Exercise » Find each line with the word "color" and state how many there are, nothing more.

Figure contents as structured data »
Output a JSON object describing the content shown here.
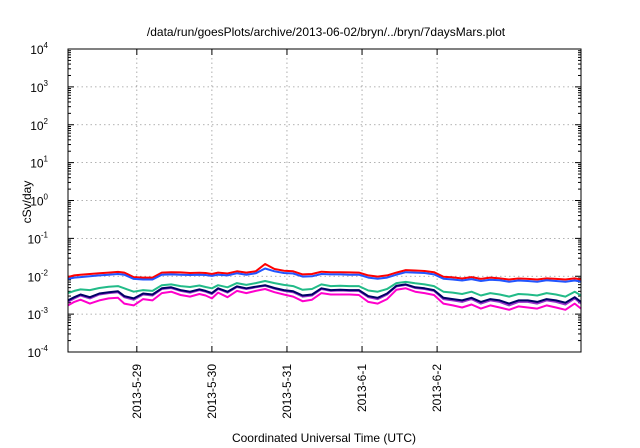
{
  "chart_data": {
    "type": "line",
    "title": "/data/run/goesPlots/archive/2013-06-02/bryn/../bryn/7daysMars.plot",
    "xlabel": "Coordinated Universal Time (UTC)",
    "ylabel": "cSv/day",
    "yscale": "log",
    "ylim": [
      0.0001,
      10000
    ],
    "y_ticks": [
      {
        "base": "10",
        "exp": "-4"
      },
      {
        "base": "10",
        "exp": "-3"
      },
      {
        "base": "10",
        "exp": "-2"
      },
      {
        "base": "10",
        "exp": "-1"
      },
      {
        "base": "10",
        "exp": "0"
      },
      {
        "base": "10",
        "exp": "1"
      },
      {
        "base": "10",
        "exp": "2"
      },
      {
        "base": "10",
        "exp": "3"
      },
      {
        "base": "10",
        "exp": "4"
      }
    ],
    "xlim": [
      "2013-05-28 02:00",
      "2013-06-03 22:00"
    ],
    "x_ticks": [
      {
        "label": "2013-5-29",
        "at": "2013-05-29"
      },
      {
        "label": "2013-5-30",
        "at": "2013-05-30"
      },
      {
        "label": "2013-5-31",
        "at": "2013-05-31"
      },
      {
        "label": "2013-6-1",
        "at": "2013-06-01"
      },
      {
        "label": "2013-6-2",
        "at": "2013-06-02"
      }
    ],
    "grid": true,
    "x": [
      "2013-05-28 02:00",
      "2013-05-28 04:00",
      "2013-05-28 06:00",
      "2013-05-28 09:00",
      "2013-05-28 12:00",
      "2013-05-28 15:00",
      "2013-05-28 18:00",
      "2013-05-28 20:00",
      "2013-05-28 23:00",
      "2013-05-29 02:00",
      "2013-05-29 05:00",
      "2013-05-29 08:00",
      "2013-05-29 11:00",
      "2013-05-29 14:00",
      "2013-05-29 17:00",
      "2013-05-29 20:00",
      "2013-05-29 22:00",
      "2013-05-30 00:00",
      "2013-05-30 02:00",
      "2013-05-30 05:00",
      "2013-05-30 08:00",
      "2013-05-30 11:00",
      "2013-05-30 14:00",
      "2013-05-30 17:00",
      "2013-05-30 20:00",
      "2013-05-30 23:00",
      "2013-05-31 02:00",
      "2013-05-31 05:00",
      "2013-05-31 08:00",
      "2013-05-31 11:00",
      "2013-05-31 14:00",
      "2013-05-31 17:00",
      "2013-05-31 20:00",
      "2013-05-31 23:00",
      "2013-06-01 02:00",
      "2013-06-01 05:00",
      "2013-06-01 08:00",
      "2013-06-01 11:00",
      "2013-06-01 14:00",
      "2013-06-01 17:00",
      "2013-06-01 20:00",
      "2013-06-01 23:00",
      "2013-06-02 02:00",
      "2013-06-02 05:00",
      "2013-06-02 08:00",
      "2013-06-02 11:00",
      "2013-06-02 14:00",
      "2013-06-02 17:00",
      "2013-06-02 20:00",
      "2013-06-02 23:00",
      "2013-06-03 02:00",
      "2013-06-03 05:00",
      "2013-06-03 08:00",
      "2013-06-03 11:00",
      "2013-06-03 14:00",
      "2013-06-03 17:00",
      "2013-06-03 20:00",
      "2013-06-03 22:00"
    ],
    "series": [
      {
        "color": "#ff0000",
        "values": [
          0.0095,
          0.0105,
          0.011,
          0.0115,
          0.012,
          0.0125,
          0.013,
          0.0125,
          0.0095,
          0.0092,
          0.0092,
          0.0125,
          0.0128,
          0.0126,
          0.0122,
          0.0124,
          0.0122,
          0.0115,
          0.0125,
          0.0118,
          0.0135,
          0.0125,
          0.0135,
          0.021,
          0.0155,
          0.014,
          0.0135,
          0.0112,
          0.0115,
          0.0132,
          0.0128,
          0.0128,
          0.0126,
          0.0125,
          0.0105,
          0.0098,
          0.0105,
          0.0125,
          0.0145,
          0.0142,
          0.0138,
          0.0128,
          0.0097,
          0.0093,
          0.0087,
          0.0095,
          0.0085,
          0.0092,
          0.0088,
          0.0082,
          0.0087,
          0.0085,
          0.0082,
          0.0088,
          0.0085,
          0.0082,
          0.0088,
          0.0082
        ]
      },
      {
        "color": "#2255ff",
        "values": [
          0.0085,
          0.0092,
          0.0095,
          0.01,
          0.0105,
          0.011,
          0.0115,
          0.011,
          0.0085,
          0.0082,
          0.0082,
          0.011,
          0.0112,
          0.011,
          0.0108,
          0.011,
          0.0108,
          0.0102,
          0.011,
          0.0105,
          0.012,
          0.011,
          0.012,
          0.016,
          0.0135,
          0.0122,
          0.0118,
          0.0098,
          0.01,
          0.0115,
          0.0112,
          0.0112,
          0.011,
          0.011,
          0.0092,
          0.0086,
          0.0092,
          0.011,
          0.0128,
          0.0125,
          0.0122,
          0.0112,
          0.0086,
          0.0082,
          0.0077,
          0.0084,
          0.0075,
          0.0081,
          0.0078,
          0.0072,
          0.0077,
          0.0075,
          0.0072,
          0.0078,
          0.0075,
          0.0072,
          0.0077,
          0.0072
        ]
      },
      {
        "color": "#22bb88",
        "values": [
          0.0036,
          0.0041,
          0.0045,
          0.0043,
          0.0049,
          0.0053,
          0.0055,
          0.0048,
          0.0039,
          0.0043,
          0.0041,
          0.0058,
          0.0061,
          0.0055,
          0.0052,
          0.0057,
          0.0052,
          0.0048,
          0.0058,
          0.0051,
          0.0066,
          0.0059,
          0.0066,
          0.0075,
          0.0066,
          0.0059,
          0.0055,
          0.0044,
          0.0046,
          0.0061,
          0.0055,
          0.0056,
          0.0055,
          0.0055,
          0.0042,
          0.0039,
          0.0046,
          0.0066,
          0.0071,
          0.0065,
          0.0061,
          0.0055,
          0.0039,
          0.0037,
          0.0034,
          0.0039,
          0.0031,
          0.0036,
          0.0033,
          0.0029,
          0.0034,
          0.0033,
          0.0031,
          0.0036,
          0.0033,
          0.0029,
          0.0039,
          0.0031
        ]
      },
      {
        "color": "#9933cc",
        "values": [
          0.0021,
          0.0026,
          0.0031,
          0.0026,
          0.0033,
          0.0036,
          0.0038,
          0.0028,
          0.0024,
          0.0033,
          0.0031,
          0.0046,
          0.0049,
          0.0041,
          0.0037,
          0.0043,
          0.0039,
          0.0034,
          0.0046,
          0.0037,
          0.0052,
          0.0046,
          0.0051,
          0.0056,
          0.0047,
          0.0041,
          0.0038,
          0.0029,
          0.0031,
          0.0046,
          0.0041,
          0.0042,
          0.0041,
          0.0041,
          0.0028,
          0.0025,
          0.0033,
          0.0054,
          0.0059,
          0.0049,
          0.0046,
          0.0041,
          0.0025,
          0.0023,
          0.0021,
          0.0025,
          0.0019,
          0.0023,
          0.0021,
          0.0017,
          0.0021,
          0.0021,
          0.0019,
          0.0023,
          0.0021,
          0.0018,
          0.0026,
          0.0019
        ]
      },
      {
        "color": "#000066",
        "values": [
          0.0023,
          0.0028,
          0.0033,
          0.0028,
          0.0035,
          0.0038,
          0.004,
          0.003,
          0.0026,
          0.0035,
          0.0033,
          0.0048,
          0.0051,
          0.0043,
          0.0039,
          0.0045,
          0.0041,
          0.0036,
          0.0048,
          0.0039,
          0.0054,
          0.0048,
          0.0053,
          0.0058,
          0.0049,
          0.0043,
          0.004,
          0.0031,
          0.0033,
          0.0048,
          0.0043,
          0.0044,
          0.0043,
          0.0043,
          0.003,
          0.0027,
          0.0035,
          0.0056,
          0.0061,
          0.0051,
          0.0048,
          0.0043,
          0.0027,
          0.0025,
          0.0023,
          0.0027,
          0.0021,
          0.0025,
          0.0023,
          0.0019,
          0.0023,
          0.0023,
          0.0021,
          0.0025,
          0.0023,
          0.002,
          0.0028,
          0.0021
        ]
      },
      {
        "color": "#ff00cc",
        "values": [
          0.0017,
          0.0021,
          0.0024,
          0.0019,
          0.0023,
          0.0026,
          0.0027,
          0.0019,
          0.0017,
          0.0025,
          0.0023,
          0.0036,
          0.0039,
          0.0032,
          0.0029,
          0.0034,
          0.0031,
          0.0026,
          0.0037,
          0.0028,
          0.0041,
          0.0036,
          0.0041,
          0.0046,
          0.0038,
          0.0033,
          0.0029,
          0.0022,
          0.0024,
          0.0036,
          0.0033,
          0.0033,
          0.0033,
          0.0032,
          0.0021,
          0.0019,
          0.0025,
          0.0044,
          0.0048,
          0.0039,
          0.0036,
          0.0032,
          0.0019,
          0.0017,
          0.0015,
          0.0018,
          0.0014,
          0.0017,
          0.0015,
          0.0013,
          0.0016,
          0.0015,
          0.0014,
          0.0017,
          0.0015,
          0.0013,
          0.0019,
          0.0014
        ]
      }
    ]
  }
}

Worked solution » 6